#### REQUEST
Search the records for "adalah". Copy every line where it appears.

Entries taken from a collection:
──────

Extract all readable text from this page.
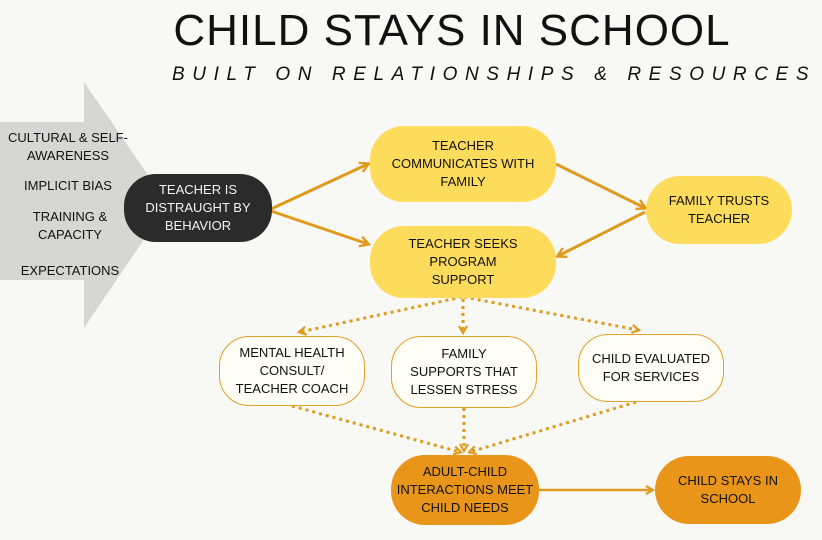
CHILD STAYS IN SCHOOL
BUILT ON RELATIONSHIPS & RESOURCES
CULTURAL & SELF-AWARENESS
IMPLICIT BIAS
TRAINING & CAPACITY
EXPECTATIONS
TEACHER IS DISTRAUGHT BY BEHAVIOR
TEACHER COMMUNICATES WITH FAMILY
TEACHER SEEKS PROGRAM SUPPORT
FAMILY TRUSTS TEACHER
MENTAL HEALTH CONSULT/ TEACHER COACH
FAMILY SUPPORTS THAT LESSEN STRESS
CHILD EVALUATED FOR SERVICES
ADULT-CHILD INTERACTIONS MEET CHILD NEEDS
CHILD STAYS IN SCHOOL
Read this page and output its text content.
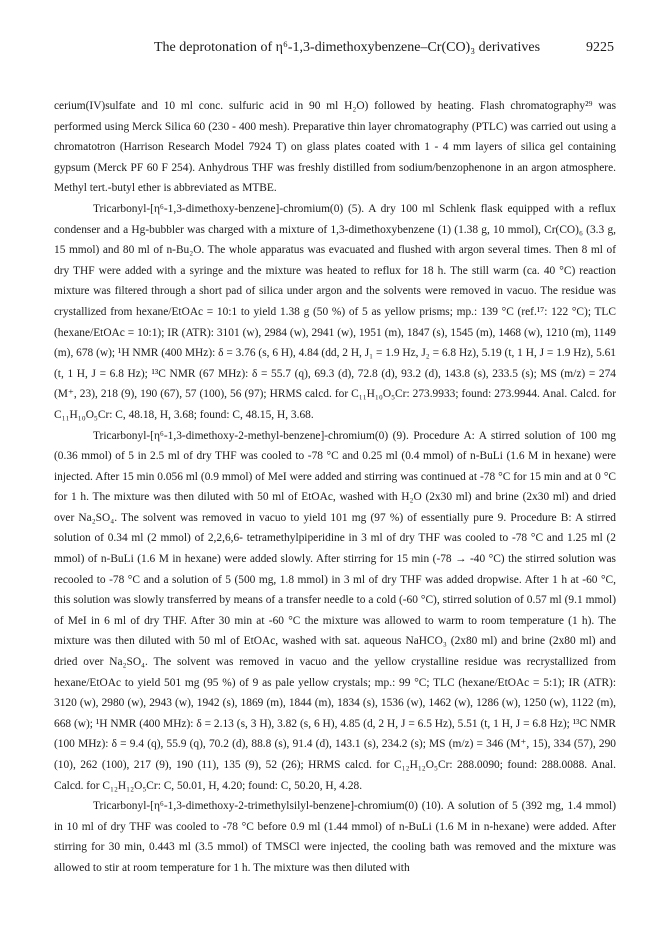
The deprotonation of η⁶-1,3-dimethoxybenzene–Cr(CO)₃ derivatives	9225

cerium(IV)sulfate and 10 ml conc. sulfuric acid in 90 ml H₂O) followed by heating. Flash chromatography²⁹ was performed using Merck Silica 60 (230 - 400 mesh). Preparative thin layer chromatography (PTLC) was carried out using a chromatotron (Harrison Research Model 7924 T) on glass plates coated with 1 - 4 mm layers of silica gel containing gypsum (Merck PF 60 F 254). Anhydrous THF was freshly distilled from sodium/benzophenone in an argon atmosphere. Methyl tert.-butyl ether is abbreviated as MTBE.

Tricarbonyl-[η⁶-1,3-dimethoxy-benzene]-chromium(0) (5). A dry 100 ml Schlenk flask equipped with a reflux condenser and a Hg-bubbler was charged with a mixture of 1,3-dimethoxybenzene (1) (1.38 g, 10 mmol), Cr(CO)₆ (3.3 g, 15 mmol) and 80 ml of n-Bu₂O. The whole apparatus was evacuated and flushed with argon several times. Then 8 ml of dry THF were added with a syringe and the mixture was heated to reflux for 18 h. The still warm (ca. 40 °C) reaction mixture was filtered through a short pad of silica under argon and the solvents were removed in vacuo. The residue was crystallized from hexane/EtOAc = 10:1 to yield 1.38 g (50 %) of 5 as yellow prisms; mp.: 139 °C (ref.¹⁷: 122 °C); TLC (hexane/EtOAc = 10:1); IR (ATR): 3101 (w), 2984 (w), 2941 (w), 1951 (m), 1847 (s), 1545 (m), 1468 (w), 1210 (m), 1149 (m), 678 (w); ¹H NMR (400 MHz): δ = 3.76 (s, 6 H), 4.84 (dd, 2 H, J₁ = 1.9 Hz, J₂ = 6.8 Hz), 5.19 (t, 1 H, J = 1.9 Hz), 5.61 (t, 1 H, J = 6.8 Hz); ¹³C NMR (67 MHz): δ = 55.7 (q), 69.3 (d), 72.8 (d), 93.2 (d), 143.8 (s), 233.5 (s); MS (m/z) = 274 (M⁺, 23), 218 (9), 190 (67), 57 (100), 56 (97); HRMS calcd. for C₁₁H₁₀O₅Cr: 273.9933; found: 273.9944. Anal. Calcd. for C₁₁H₁₀O₅Cr: C, 48.18, H, 3.68; found: C, 48.15, H, 3.68.

Tricarbonyl-[η⁶-1,3-dimethoxy-2-methyl-benzene]-chromium(0) (9). Procedure A: A stirred solution of 100 mg (0.36 mmol) of 5 in 2.5 ml of dry THF was cooled to -78 °C and 0.25 ml (0.4 mmol) of n-BuLi (1.6 M in hexane) were injected. After 15 min 0.056 ml (0.9 mmol) of MeI were added and stirring was continued at -78 °C for 15 min and at 0 °C for 1 h. The mixture was then diluted with 50 ml of EtOAc, washed with H₂O (2x30 ml) and brine (2x30 ml) and dried over Na₂SO₄. The solvent was removed in vacuo to yield 101 mg (97 %) of essentially pure 9. Procedure B: A stirred solution of 0.34 ml (2 mmol) of 2,2,6,6- tetramethylpiperidine in 3 ml of dry THF was cooled to -78 °C and 1.25 ml (2 mmol) of n-BuLi (1.6 M in hexane) were added slowly. After stirring for 15 min (-78 → -40 °C) the stirred solution was recooled to -78 °C and a solution of 5 (500 mg, 1.8 mmol) in 3 ml of dry THF was added dropwise. After 1 h at -60 °C, this solution was slowly transferred by means of a transfer needle to a cold (-60 °C), stirred solution of 0.57 ml (9.1 mmol) of MeI in 6 ml of dry THF. After 30 min at -60 °C the mixture was allowed to warm to room temperature (1 h). The mixture was then diluted with 50 ml of EtOAc, washed with sat. aqueous NaHCO₃ (2x80 ml) and brine (2x80 ml) and dried over Na₂SO₄. The solvent was removed in vacuo and the yellow crystalline residue was recrystallized from hexane/EtOAc to yield 501 mg (95 %) of 9 as pale yellow crystals; mp.: 99 °C; TLC (hexane/EtOAc = 5:1); IR (ATR): 3120 (w), 2980 (w), 2943 (w), 1942 (s), 1869 (m), 1844 (m), 1834 (s), 1536 (w), 1462 (w), 1286 (w), 1250 (w), 1122 (m), 668 (w); ¹H NMR (400 MHz): δ = 2.13 (s, 3 H), 3.82 (s, 6 H), 4.85 (d, 2 H, J = 6.5 Hz), 5.51 (t, 1 H, J = 6.8 Hz); ¹³C NMR (100 MHz): δ = 9.4 (q), 55.9 (q), 70.2 (d), 88.8 (s), 91.4 (d), 143.1 (s), 234.2 (s); MS (m/z) = 346 (M⁺, 15), 334 (57), 290 (10), 262 (100), 217 (9), 190 (11), 135 (9), 52 (26); HRMS calcd. for C₁₂H₁₂O₅Cr: 288.0090; found: 288.0088. Anal. Calcd. for C₁₂H₁₂O₅Cr: C, 50.01, H, 4.20; found: C, 50.20, H, 4.28.

Tricarbonyl-[η⁶-1,3-dimethoxy-2-trimethylsilyl-benzene]-chromium(0) (10). A solution of 5 (392 mg, 1.4 mmol) in 10 ml of dry THF was cooled to -78 °C before 0.9 ml (1.44 mmol) of n-BuLi (1.6 M in n-hexane) were added. After stirring for 30 min, 0.443 ml (3.5 mmol) of TMSCl were injected, the cooling bath was removed and the mixture was allowed to stir at room temperature for 1 h. The mixture was then diluted with
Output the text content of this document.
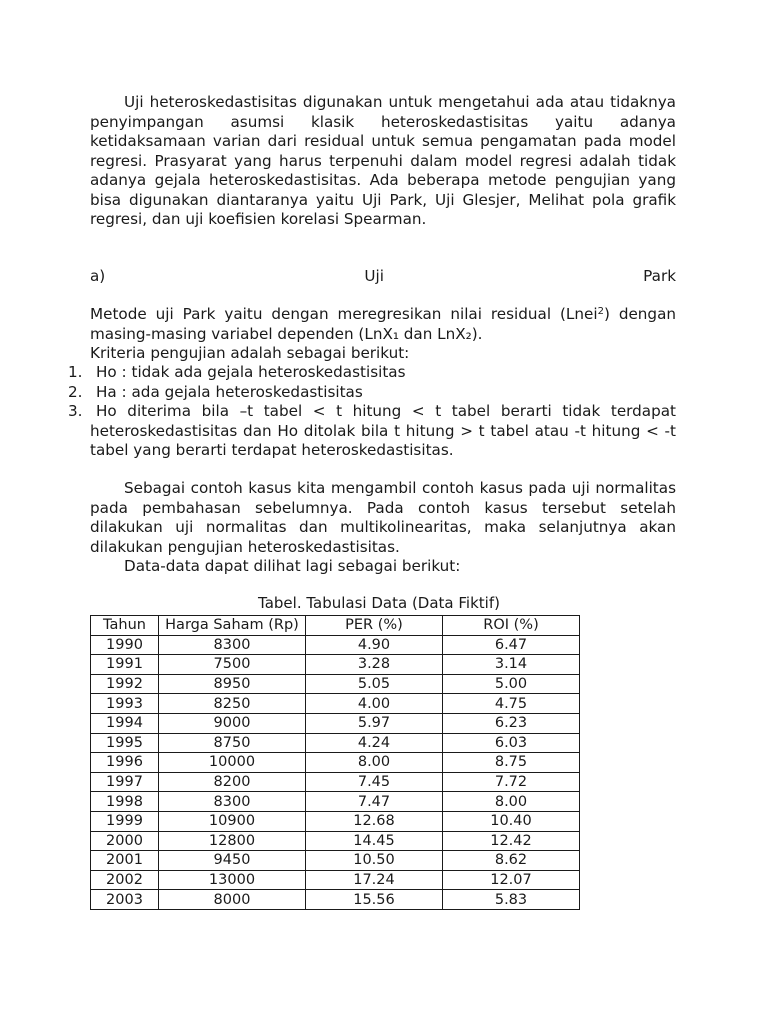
Uji heteroskedastisitas digunakan untuk mengetahui ada atau tidaknya penyimpangan asumsi klasik heteroskedastisitas yaitu adanya ketidaksamaan varian dari residual untuk semua pengamatan pada model regresi. Prasyarat yang harus terpenuhi dalam model regresi adalah tidak adanya gejala heteroskedastisitas. Ada beberapa metode pengujian yang bisa digunakan diantaranya yaitu Uji Park, Uji Glesjer, Melihat pola grafik regresi, dan uji koefisien korelasi Spearman.

a)	Uji	Park

Metode uji Park yaitu dengan meregresikan nilai residual (Lnei$^2$) dengan masing-masing variabel dependen (LnX₁ dan LnX₂).

Kriteria pengujian adalah sebagai berikut:

1. Ho : tidak ada gejala heteroskedastisitas
2. Ha : ada gejala heteroskedastisitas
3. Ho diterima bila –t tabel < t hitung < t tabel berarti tidak terdapat heteroskedastisitas dan Ho ditolak bila t hitung > t tabel atau -t hitung < -t tabel yang berarti terdapat heteroskedastisitas.

Sebagai contoh kasus kita mengambil contoh kasus pada uji normalitas pada pembahasan sebelumnya. Pada contoh kasus tersebut setelah dilakukan uji normalitas dan multikolinearitas, maka selanjutnya akan dilakukan pengujian heteroskedastisitas.

Data-data dapat dilihat lagi sebagai berikut:

Tabel. Tabulasi Data (Data Fiktif)
Tahun	Harga Saham (Rp)	PER (%)	ROI (%)
1990	8300	4.90	6.47
1991	7500	3.28	3.14
1992	8950	5.05	5.00
1993	8250	4.00	4.75
1994	9000	5.97	6.23
1995	8750	4.24	6.03
1996	10000	8.00	8.75
1997	8200	7.45	7.72
1998	8300	7.47	8.00
1999	10900	12.68	10.40
2000	12800	14.45	12.42
2001	9450	10.50	8.62
2002	13000	17.24	12.07
2003	8000	15.56	5.83
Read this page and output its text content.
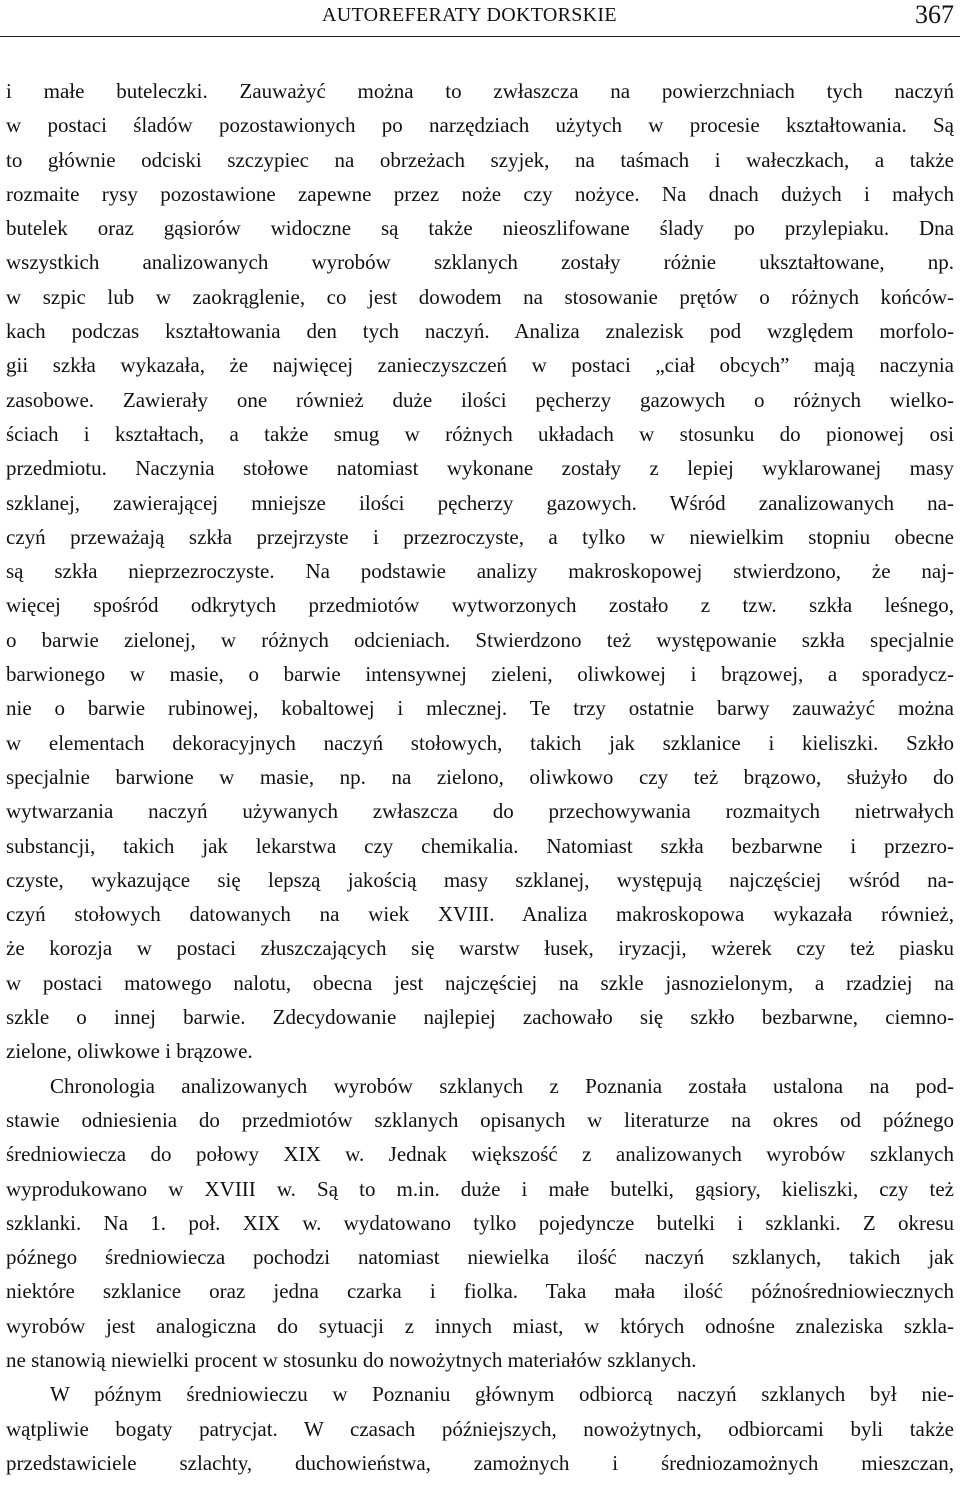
AUTOREFERATY DOKTORSKIE	367
i małe buteleczki. Zauważyć można to zwłaszcza na powierzchniach tych naczyń
w postaci śladów pozostawionych po narzędziach użytych w procesie kształtowania. Są
to głównie odciski szczypiec na obrzeżach szyjek, na taśmach i wałeczkach, a także
rozmaite rysy pozostawione zapewne przez noże czy nożyce. Na dnach dużych i małych
butelek oraz gąsiorów widoczne są także nieoszlifowane ślady po przylepiaku. Dna
wszystkich analizowanych wyrobów szklanych zostały różnie ukształtowane, np.
w szpic lub w zaokrąglenie, co jest dowodem na stosowanie prętów o różnych końców-
kach podczas kształtowania den tych naczyń. Analiza znalezisk pod względem morfolo-
gii szkła wykazała, że najwięcej zanieczyszczeń w postaci „ciał obcych” mają naczynia
zasobowe. Zawierały one również duże ilości pęcherzy gazowych o różnych wielko-
ściach i kształtach, a także smug w różnych układach w stosunku do pionowej osi
przedmiotu. Naczynia stołowe natomiast wykonane zostały z lepiej wyklarowanej masy
szklanej, zawierającej mniejsze ilości pęcherzy gazowych. Wśród zanalizowanych na-
czyń przeważają szkła przejrzyste i przezroczyste, a tylko w niewielkim stopniu obecne
są szkła nieprzezroczyste. Na podstawie analizy makroskopowej stwierdzono, że naj-
więcej spośród odkrytych przedmiotów wytworzonych zostało z tzw. szkła leśnego,
o barwie zielonej, w różnych odcieniach. Stwierdzono też występowanie szkła specjalnie
barwionego w masie, o barwie intensywnej zieleni, oliwkowej i brązowej, a sporadycz-
nie o barwie rubinowej, kobaltowej i mlecznej. Te trzy ostatnie barwy zauważyć można
w elementach dekoracyjnych naczyń stołowych, takich jak szklanice i kieliszki. Szkło
specjalnie barwione w masie, np. na zielono, oliwkowo czy też brązowo, służyło do
wytwarzania naczyń używanych zwłaszcza do przechowywania rozmaitych nietrwałych
substancji, takich jak lekarstwa czy chemikalia. Natomiast szkła bezbarwne i przezro-
czyste, wykazujące się lepszą jakością masy szklanej, występują najczęściej wśród na-
czyń stołowych datowanych na wiek XVIII. Analiza makroskopowa wykazała również,
że korozja w postaci złuszczających się warstw łusek, iryzacji, wżerek czy też piasku
w postaci matowego nalotu, obecna jest najczęściej na szkle jasnozielonym, a rzadziej na
szkle o innej barwie. Zdecydowanie najlepiej zachowało się szkło bezbarwne, ciemno-
zielone, oliwkowe i brązowe.
Chronologia analizowanych wyrobów szklanych z Poznania została ustalona na pod-
stawie odniesienia do przedmiotów szklanych opisanych w literaturze na okres od późnego
średniowiecza do połowy XIX w. Jednak większość z analizowanych wyrobów szklanych
wyprodukowano w XVIII w. Są to m.in. duże i małe butelki, gąsiory, kieliszki, czy też
szklanki. Na 1. poł. XIX w. wydatowano tylko pojedyncze butelki i szklanki. Z okresu
późnego średniowiecza pochodzi natomiast niewielka ilość naczyń szklanych, takich jak
niektóre szklanice oraz jedna czarka i fiolka. Taka mała ilość późnośredniowiecznych
wyrobów jest analogiczna do sytuacji z innych miast, w których odnośne znaleziska szkla-
ne stanowią niewielki procent w stosunku do nowożytnych materiałów szklanych.
W późnym średniowieczu w Poznaniu głównym odbiorcą naczyń szklanych był nie-
wątpliwie bogaty patrycjat. W czasach późniejszych, nowożytnych, odbiorcami byli także
przedstawiciele szlachty, duchowieństwa, zamożnych i średniozamożnych mieszczan,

──────

#### TASK ANSWER
Uji heteroskedastisitas digunakan untuk mengetahui ada atau tidaknya penyimpangan asumsi klasik heteroskedastisitas yaitu adanya ketidaksamaan varian dari residual untuk semua pengamatan pada model regresi. Prasyarat yang harus terpenuhi dalam model regresi adalah tidak adanya gejala heteroskedastisitas. Ada beberapa metode pengujian yang bisa digunakan diantaranya yaitu Uji Park, Uji Glesjer, Melihat pola grafik regresi, dan uji koefisien korelasi Spearman.
Kriteria pengujian adalah sebagai berikut:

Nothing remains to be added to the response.